**Task brief:**
For the data below, work out how many lines contain the word "Global" and supply only that number.

**Records contained in a dataset:**
* * * * * * *

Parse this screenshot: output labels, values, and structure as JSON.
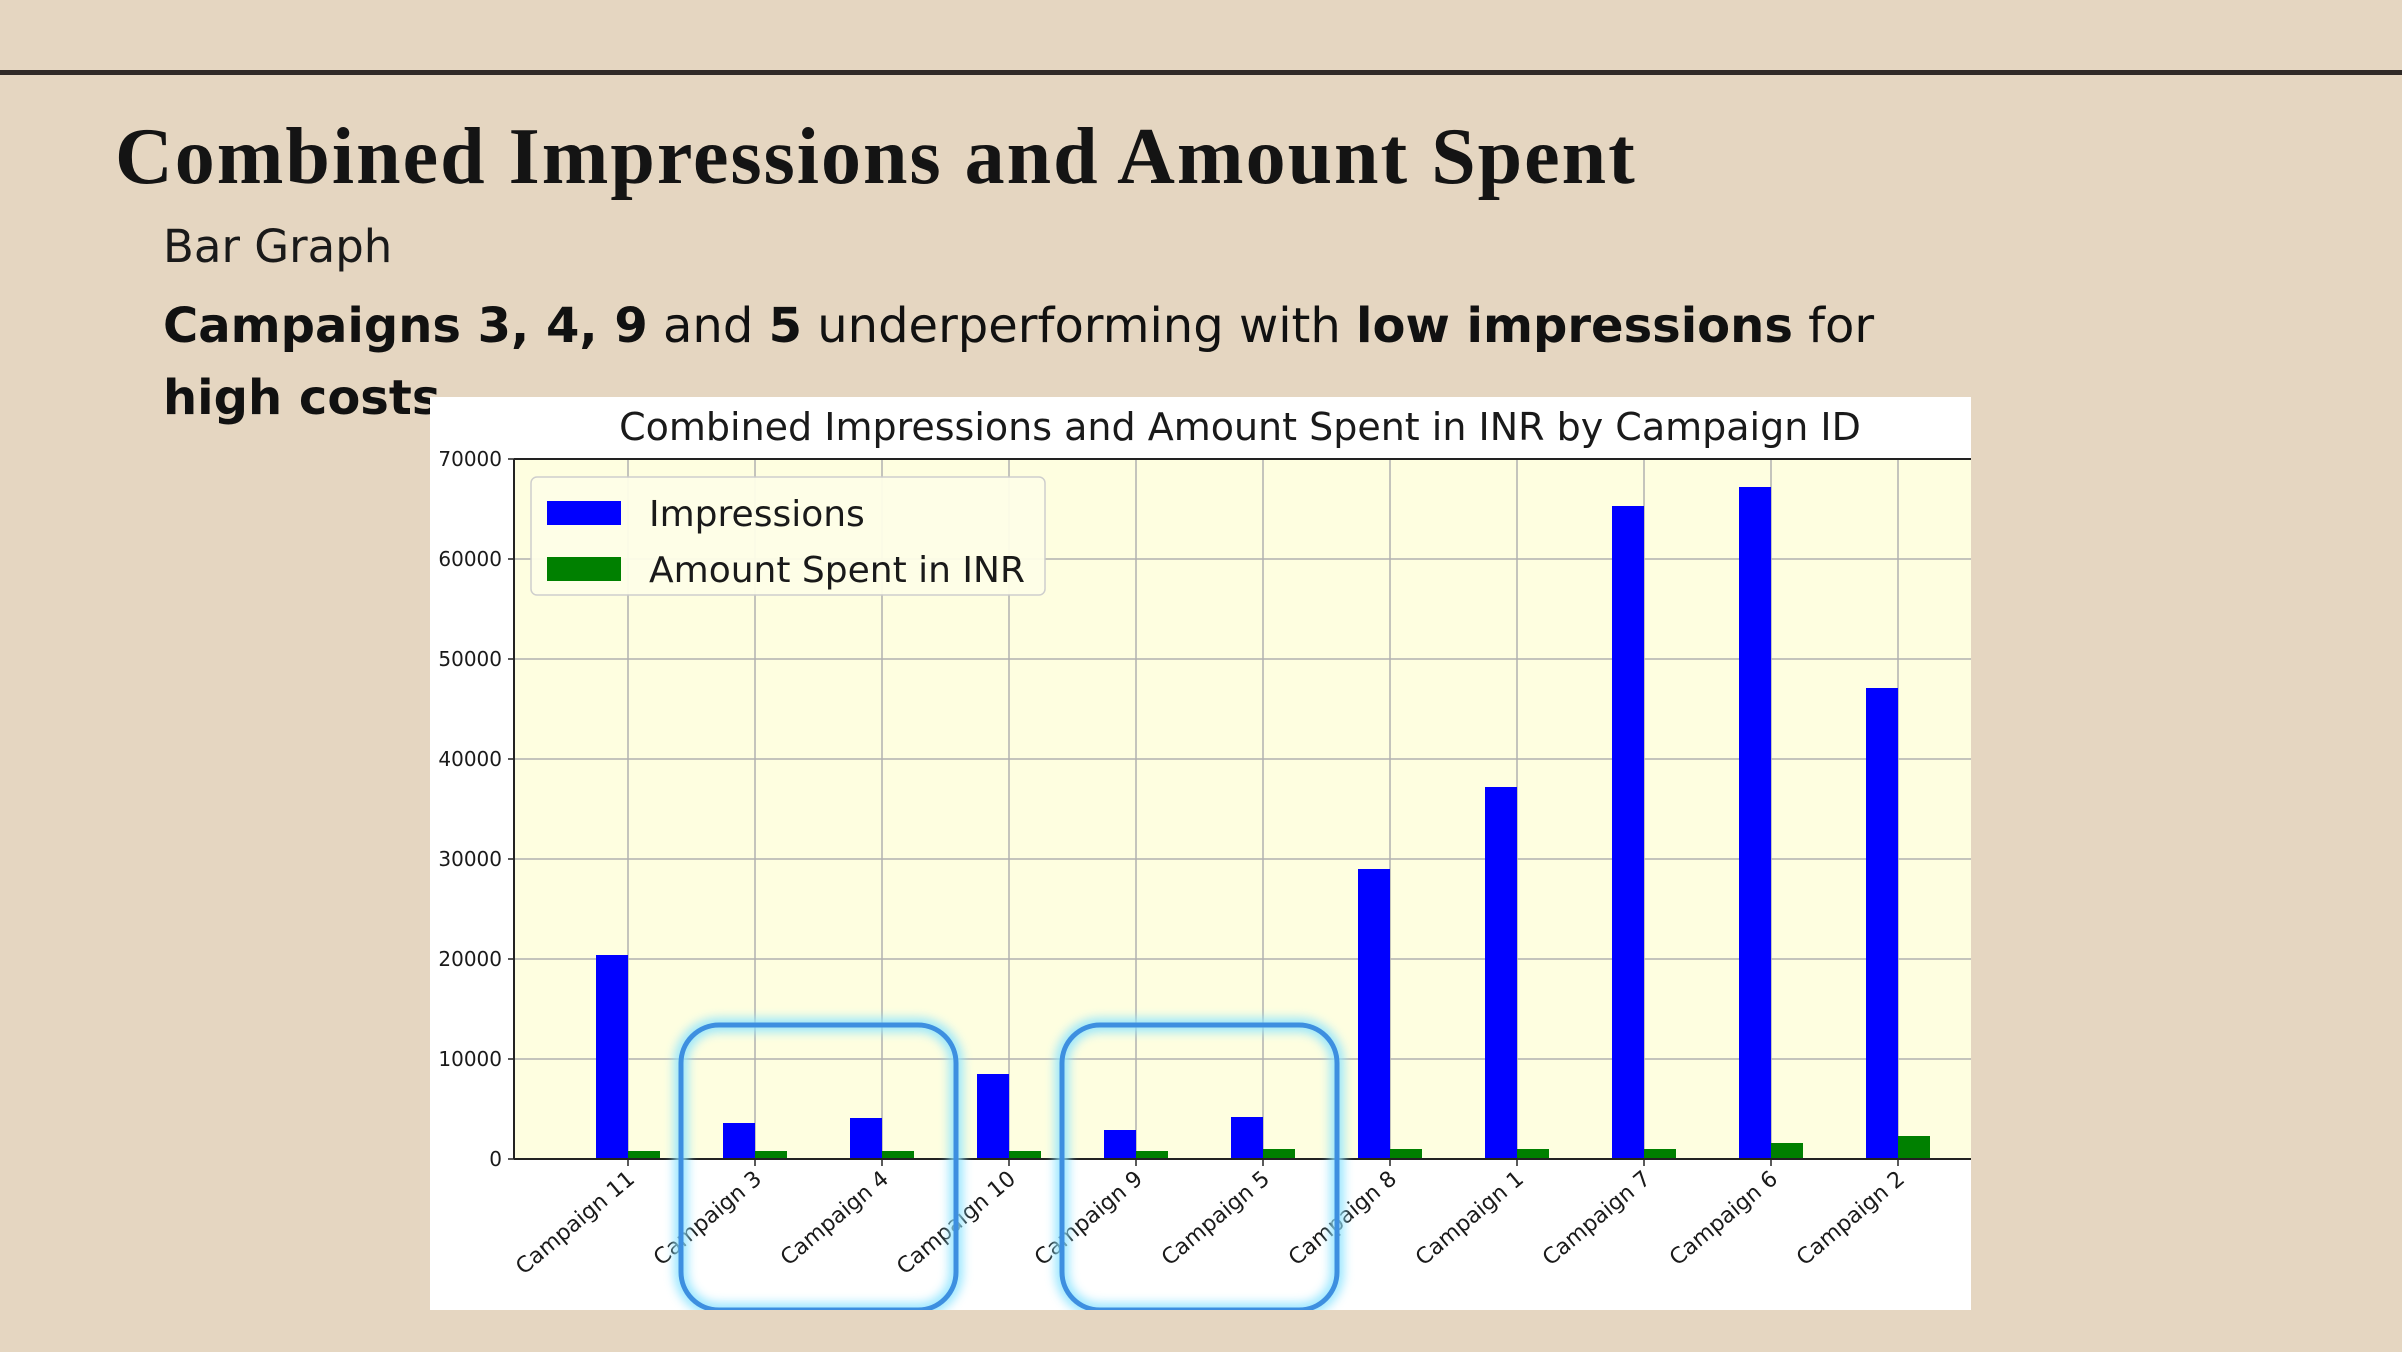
{
  "slide": {
    "title": "Combined Impressions and Amount Spent",
    "subtitle": "Bar Graph",
    "insight": {
      "p1": "Campaigns 3, 4, 9",
      "p2": " and ",
      "p3": "5",
      "p4": " underperforming with ",
      "p5": "low impressions",
      "p6": " for ",
      "p7": "high costs."
    },
    "highlights": [
      [
        "Campaign 3",
        "Campaign 4"
      ],
      [
        "Campaign 9",
        "Campaign 5"
      ]
    ]
  },
  "colors": {
    "background": "#e5d6c1",
    "plot_background": "#fefee0",
    "impressions": "#0000ff",
    "amount_spent": "#008000",
    "highlight": "#3d8fe0"
  },
  "chart_data": {
    "type": "bar",
    "title": "Combined Impressions and Amount Spent in INR by Campaign ID",
    "xlabel": "",
    "ylabel": "",
    "categories": [
      "Campaign 11",
      "Campaign 3",
      "Campaign 4",
      "Campaign 10",
      "Campaign 9",
      "Campaign 5",
      "Campaign 8",
      "Campaign 1",
      "Campaign 7",
      "Campaign 6",
      "Campaign 2"
    ],
    "series": [
      {
        "name": "Impressions",
        "values": [
          20400,
          3600,
          4100,
          8500,
          2900,
          4200,
          29000,
          37200,
          65300,
          67200,
          47100
        ]
      },
      {
        "name": "Amount Spent in INR",
        "values": [
          800,
          800,
          800,
          800,
          800,
          1000,
          1000,
          1000,
          1000,
          1600,
          2300
        ]
      }
    ],
    "ylim": [
      0,
      70000
    ],
    "yticks": [
      "0",
      "10000",
      "20000",
      "30000",
      "40000",
      "50000",
      "60000",
      "70000"
    ],
    "grid": true,
    "legend_position": "top-left"
  }
}
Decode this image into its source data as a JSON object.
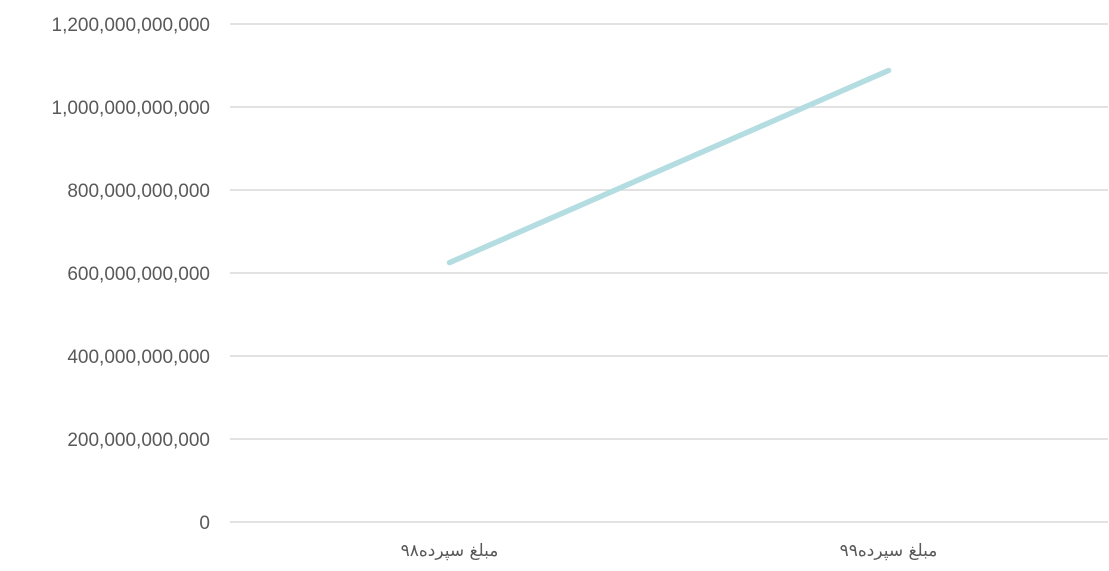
{
  "chart_data": {
    "type": "line",
    "categories": [
      "مبلغ سپرده۹۸",
      "مبلغ سپرده۹۹"
    ],
    "series": [
      {
        "values": [
          625000000000,
          1088000000000
        ],
        "color": "#b4dde2"
      }
    ],
    "yticks": [
      0,
      200000000000,
      400000000000,
      600000000000,
      800000000000,
      1000000000000,
      1200000000000
    ],
    "ytick_labels": [
      "0",
      "200,000,000,000",
      "400,000,000,000",
      "600,000,000,000",
      "800,000,000,000",
      "1,000,000,000,000",
      "1,200,000,000,000"
    ],
    "ylim": [
      0,
      1200000000000
    ],
    "grid": true,
    "legend": "none",
    "gridline_color": "#d9d9d9",
    "label_color": "#595959"
  }
}
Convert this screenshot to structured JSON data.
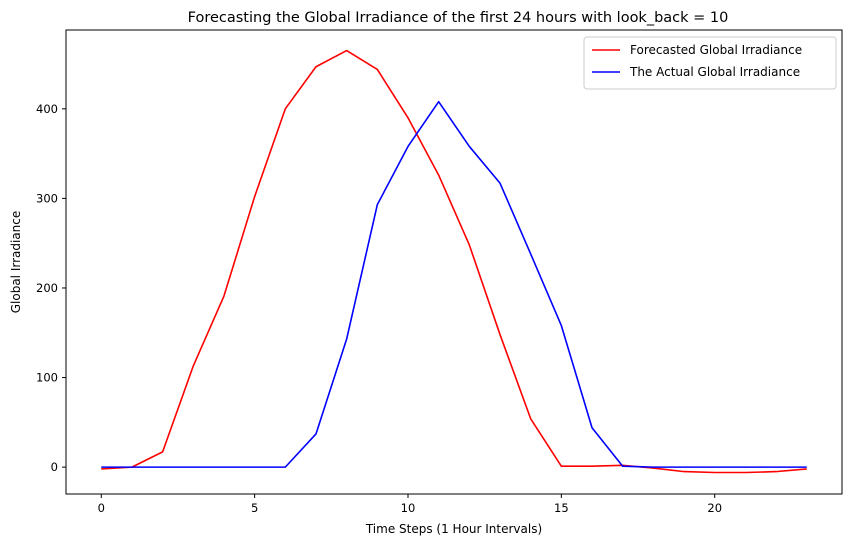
{
  "chart_data": {
    "type": "line",
    "title": "Forecasting the Global Irradiance of the first 24 hours with look_back = 10",
    "xlabel": "Time Steps (1 Hour Intervals)",
    "ylabel": "Global Irradiance",
    "xlim": [
      -1.15,
      24.15
    ],
    "ylim": [
      -30,
      488
    ],
    "xticks": [
      0,
      5,
      10,
      15,
      20
    ],
    "yticks": [
      0,
      100,
      200,
      300,
      400
    ],
    "grid": false,
    "legend": "top-right",
    "x": [
      0,
      1,
      2,
      3,
      4,
      5,
      6,
      7,
      8,
      9,
      10,
      11,
      12,
      13,
      14,
      15,
      16,
      17,
      18,
      19,
      20,
      21,
      22,
      23
    ],
    "series": [
      {
        "name": "Forecasted Global Irradiance",
        "color": "#ff0000",
        "values": [
          -2,
          0,
          17,
          113,
          191,
          302,
          400,
          447,
          465,
          444,
          390,
          326,
          248,
          148,
          54,
          1,
          1,
          2,
          -1,
          -5,
          -6,
          -6,
          -5,
          -2
        ]
      },
      {
        "name": "The Actual Global Irradiance",
        "color": "#0000ff",
        "values": [
          0,
          0,
          0,
          0,
          0,
          0,
          0,
          37,
          143,
          293,
          358,
          408,
          358,
          317,
          238,
          158,
          44,
          1,
          0,
          0,
          0,
          0,
          0,
          0
        ]
      }
    ]
  }
}
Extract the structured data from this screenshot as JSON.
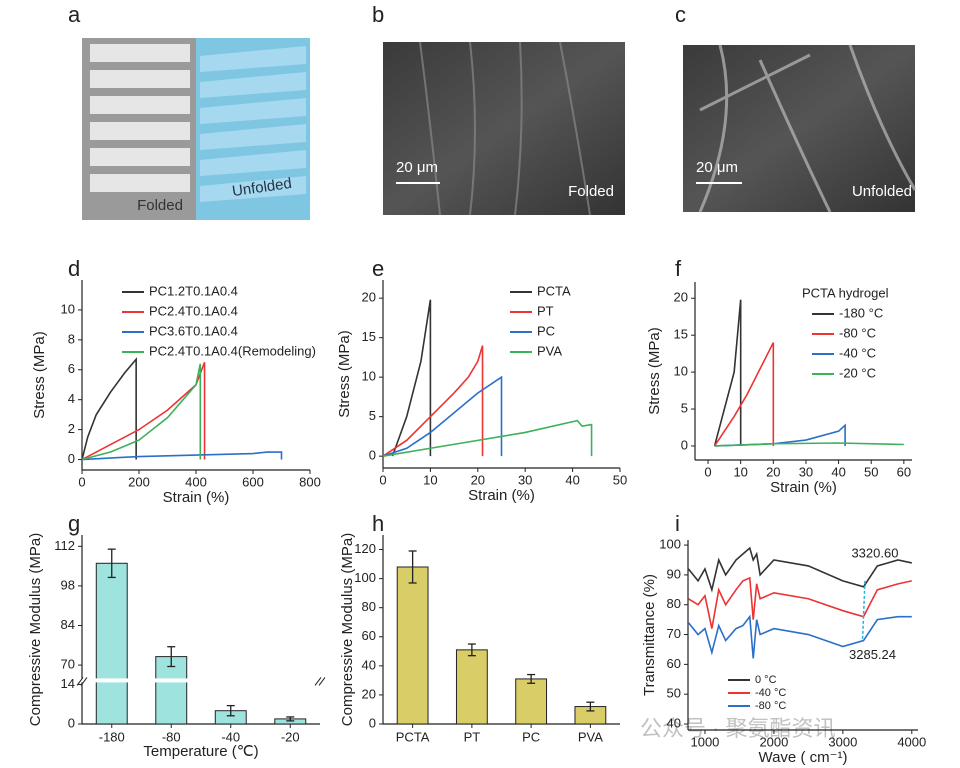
{
  "images": [
    {
      "panel_label": "a",
      "texts": [
        "Folded",
        "Unfolded"
      ]
    },
    {
      "panel_label": "b",
      "scale_bar": "20 μm",
      "caption": "Folded"
    },
    {
      "panel_label": "c",
      "scale_bar": "20 μm",
      "caption": "Unfolded"
    }
  ],
  "watermark": "公众号 · 聚氨酯资讯",
  "chart_data": [
    {
      "type": "line",
      "panel_label": "d",
      "xlabel": "Strain (%)",
      "ylabel": "Stress (MPa)",
      "xlim": [
        0,
        800
      ],
      "xticks": [
        0,
        200,
        400,
        600,
        800
      ],
      "ylim": [
        -0.7,
        12
      ],
      "yticks": [
        0,
        2,
        4,
        6,
        8,
        10
      ],
      "legend": "upper left",
      "series": [
        {
          "name": "PC1.2T0.1A0.4",
          "color": "#333333",
          "x": [
            0,
            20,
            50,
            100,
            150,
            190,
            190
          ],
          "values": [
            0,
            1.5,
            3,
            4.5,
            5.8,
            6.7,
            0
          ]
        },
        {
          "name": "PC2.4T0.1A0.4",
          "color": "#ee3333",
          "x": [
            0,
            100,
            200,
            300,
            400,
            430,
            430
          ],
          "values": [
            0,
            1,
            2,
            3.3,
            5,
            6.5,
            0
          ]
        },
        {
          "name": "PC3.6T0.1A0.4",
          "color": "#2a6fc9",
          "x": [
            0,
            200,
            400,
            600,
            650,
            700,
            700
          ],
          "values": [
            0,
            0.2,
            0.3,
            0.4,
            0.5,
            0.5,
            0
          ]
        },
        {
          "name": "PC2.4T0.1A0.4(Remodeling)",
          "color": "#3db05a",
          "x": [
            0,
            100,
            200,
            300,
            400,
            415,
            415
          ],
          "values": [
            0,
            0.5,
            1.3,
            2.8,
            5,
            6.4,
            0
          ]
        }
      ]
    },
    {
      "type": "line",
      "panel_label": "e",
      "xlabel": "Strain (%)",
      "ylabel": "Stress (MPa)",
      "xlim": [
        0,
        50
      ],
      "xticks": [
        0,
        10,
        20,
        30,
        40,
        50
      ],
      "ylim": [
        -1.5,
        22.3
      ],
      "yticks": [
        0,
        5,
        10,
        15,
        20
      ],
      "legend": "upper right",
      "series": [
        {
          "name": "PCTA",
          "color": "#333333",
          "x": [
            2,
            5,
            8,
            10,
            10
          ],
          "values": [
            0,
            5,
            12,
            19.8,
            0
          ]
        },
        {
          "name": "PT",
          "color": "#ee3333",
          "x": [
            0,
            5,
            10,
            15,
            18,
            20,
            21,
            21
          ],
          "values": [
            0,
            2,
            5,
            8,
            10,
            12,
            14,
            0
          ]
        },
        {
          "name": "PC",
          "color": "#2a6fc9",
          "x": [
            0,
            5,
            10,
            15,
            20,
            25,
            25
          ],
          "values": [
            0,
            1,
            3,
            5.5,
            8,
            10,
            0
          ]
        },
        {
          "name": "PVA",
          "color": "#3db05a",
          "x": [
            0,
            10,
            20,
            30,
            41,
            42,
            44,
            44
          ],
          "values": [
            0,
            1,
            2,
            3,
            4.5,
            3.8,
            4,
            0
          ]
        }
      ]
    },
    {
      "type": "line",
      "panel_label": "f",
      "xlabel": "Strain (%)",
      "ylabel": "Stress (MPa)",
      "legend_title": "PCTA hydrogel",
      "xlim": [
        -4,
        62.5
      ],
      "xticks": [
        0,
        10,
        20,
        30,
        40,
        50,
        60
      ],
      "ylim": [
        -1.9,
        22.2
      ],
      "yticks": [
        0,
        5,
        10,
        15,
        20
      ],
      "legend": "upper right",
      "series": [
        {
          "name": "-180 °C",
          "color": "#333333",
          "x": [
            2,
            8,
            10,
            10
          ],
          "values": [
            0,
            10,
            19.8,
            0
          ]
        },
        {
          "name": "-80 °C",
          "color": "#ee3333",
          "x": [
            2,
            5,
            8,
            12,
            20,
            20
          ],
          "values": [
            0,
            2,
            4,
            7,
            14,
            0
          ]
        },
        {
          "name": "-40 °C",
          "color": "#2a6fc9",
          "x": [
            2,
            20,
            30,
            40,
            42,
            42
          ],
          "values": [
            0,
            0.3,
            0.8,
            2,
            2.8,
            0
          ]
        },
        {
          "name": "-20 °C",
          "color": "#3db05a",
          "x": [
            2,
            20,
            40,
            60
          ],
          "values": [
            0,
            0.3,
            0.4,
            0.2
          ]
        }
      ]
    },
    {
      "type": "bar",
      "panel_label": "g",
      "xlabel": "Temperature (℃)",
      "ylabel": "Compressive Modulus (MPa)",
      "categories": [
        "-180",
        "-80",
        "-40",
        "-20"
      ],
      "values": [
        106,
        73,
        4.7,
        1.8
      ],
      "errors": [
        5,
        3.5,
        1.8,
        0.7
      ],
      "color": "#9fe3df",
      "ylim": [
        0,
        116
      ],
      "axis_break": [
        14,
        66
      ],
      "yticks": [
        0,
        14,
        70,
        84,
        98,
        112
      ]
    },
    {
      "type": "bar",
      "panel_label": "h",
      "ylabel": "Compressive Modulus (MPa)",
      "categories": [
        "PCTA",
        "PT",
        "PC",
        "PVA"
      ],
      "values": [
        108,
        51,
        31,
        12
      ],
      "errors": [
        11,
        4,
        3,
        3
      ],
      "color": "#d8cd66",
      "ylim": [
        0,
        130
      ],
      "yticks": [
        0,
        20,
        40,
        60,
        80,
        100,
        120
      ]
    },
    {
      "type": "line",
      "panel_label": "i",
      "xlabel": "Wave ( cm⁻¹)",
      "ylabel": "Transmittance (%)",
      "xlim": [
        754,
        4090
      ],
      "xticks": [
        1000,
        2000,
        3000,
        4000
      ],
      "ylim": [
        38,
        101.7
      ],
      "yticks": [
        40,
        50,
        60,
        70,
        80,
        90,
        100
      ],
      "legend": "lower left",
      "peaks": {
        "values": [
          3320.6,
          3285.24
        ],
        "value_labels": [
          "3320.60",
          "3285.24"
        ]
      },
      "series": [
        {
          "name": "0 °C",
          "color": "#333333",
          "x": [
            760,
            900,
            1000,
            1100,
            1200,
            1300,
            1450,
            1550,
            1650,
            1700,
            1750,
            1800,
            2000,
            2500,
            3000,
            3300,
            3500,
            3800,
            4000
          ],
          "values": [
            92,
            88,
            92,
            85,
            95,
            90,
            95,
            97,
            99,
            95,
            97,
            90,
            95,
            93,
            88,
            86,
            93,
            95,
            94
          ]
        },
        {
          "name": "-40 °C",
          "color": "#ee3333",
          "x": [
            760,
            900,
            1000,
            1100,
            1200,
            1300,
            1450,
            1550,
            1650,
            1700,
            1750,
            1800,
            2000,
            2500,
            3000,
            3300,
            3500,
            3800,
            4000
          ],
          "values": [
            82,
            80,
            83,
            72,
            85,
            80,
            85,
            88,
            89,
            75,
            87,
            82,
            84,
            82,
            78,
            76,
            85,
            87,
            88
          ]
        },
        {
          "name": "-80 °C",
          "color": "#2a6fc9",
          "x": [
            760,
            900,
            1000,
            1100,
            1200,
            1300,
            1450,
            1550,
            1650,
            1700,
            1750,
            1800,
            2000,
            2500,
            3000,
            3300,
            3500,
            3800,
            4000
          ],
          "values": [
            74,
            70,
            72,
            64,
            73,
            68,
            72,
            73,
            76,
            62,
            75,
            70,
            72,
            70,
            66,
            68,
            75,
            76,
            76
          ]
        }
      ]
    }
  ]
}
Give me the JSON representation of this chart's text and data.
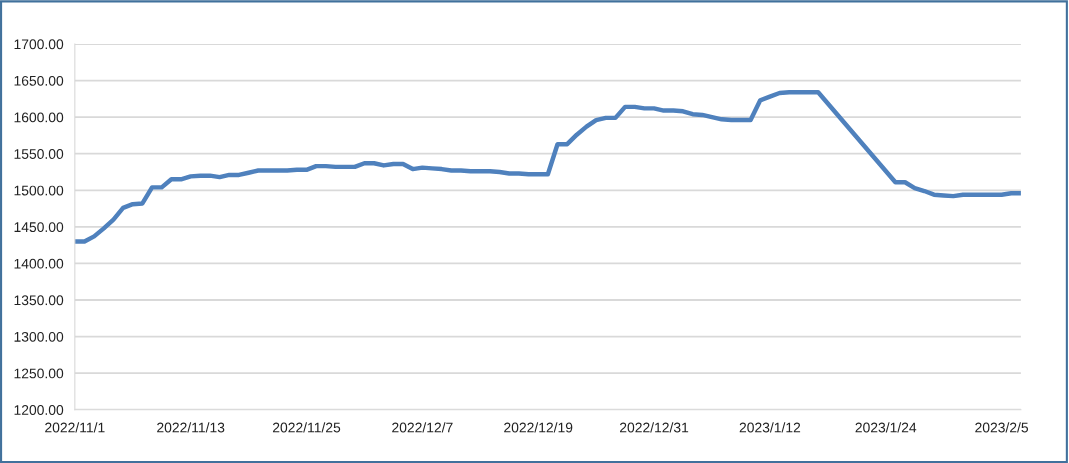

* * * * * * *

**Exercise output:**
4